#### [Written task]
Repeat each entry in full, exactly.

Dataset excerpt:
** begin **
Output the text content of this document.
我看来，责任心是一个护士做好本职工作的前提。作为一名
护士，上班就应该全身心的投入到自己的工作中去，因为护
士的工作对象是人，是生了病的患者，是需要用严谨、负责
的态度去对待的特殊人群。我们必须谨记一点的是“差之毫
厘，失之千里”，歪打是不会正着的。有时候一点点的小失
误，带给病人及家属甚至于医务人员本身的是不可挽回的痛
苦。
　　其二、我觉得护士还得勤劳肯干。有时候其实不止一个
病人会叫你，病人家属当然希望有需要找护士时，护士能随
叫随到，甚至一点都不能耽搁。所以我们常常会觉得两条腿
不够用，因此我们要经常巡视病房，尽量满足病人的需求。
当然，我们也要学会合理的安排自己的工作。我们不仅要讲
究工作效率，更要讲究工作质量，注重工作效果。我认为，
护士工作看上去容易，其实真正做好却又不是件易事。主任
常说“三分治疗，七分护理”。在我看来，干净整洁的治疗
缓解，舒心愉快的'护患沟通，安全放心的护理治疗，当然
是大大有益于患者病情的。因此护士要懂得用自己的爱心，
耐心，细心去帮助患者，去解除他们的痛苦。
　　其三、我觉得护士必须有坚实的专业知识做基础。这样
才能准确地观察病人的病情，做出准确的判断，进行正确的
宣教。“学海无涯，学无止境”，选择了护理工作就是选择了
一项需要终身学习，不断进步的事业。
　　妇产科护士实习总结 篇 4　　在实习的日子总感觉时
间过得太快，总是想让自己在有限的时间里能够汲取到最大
** end **
#### [Output for this task]
Output the text content of this document.
我看来，责任心是一个护士做好本职工作的前提。作为一名
护士，上班就应该全身心的投入到自己的工作中去，因为护
士的工作对象是人，是生了病的患者，是需要用严谨、负责
的态度去对待的特殊人群。我们必须谨记一点的是“差之毫
厘，失之千里”，歪打是不会正着的。有时候一点点的小失
误，带给病人及家属甚至于医务人员本身的是不可挽回的痛
苦。
　　其二、我觉得护士还得勤劳肯干。有时候其实不止一个
病人会叫你，病人家属当然希望有需要找护士时，护士能随
叫随到，甚至一点都不能耽搁。所以我们常常会觉得两条腿
不够用，因此我们要经常巡视病房，尽量满足病人的需求。
当然，我们也要学会合理的安排自己的工作。我们不仅要讲
究工作效率，更要讲究工作质量，注重工作效果。我认为，
护士工作看上去容易，其实真正做好却又不是件易事。主任
常说“三分治疗，七分护理”。在我看来，干净整洁的治疗
缓解，舒心愉快的'护患沟通，安全放心的护理治疗，当然
是大大有益于患者病情的。因此护士要懂得用自己的爱心，
耐心，细心去帮助患者，去解除他们的痛苦。
　　其三、我觉得护士必须有坚实的专业知识做基础。这样
才能准确地观察病人的病情，做出准确的判断，进行正确的
宣教。“学海无涯，学无止境”，选择了护理工作就是选择了
一项需要终身学习，不断进步的事业。
　　妇产科护士实习总结 篇 4　　在实习的日子总感觉时
间过得太快，总是想让自己在有限的时间里能够汲取到最大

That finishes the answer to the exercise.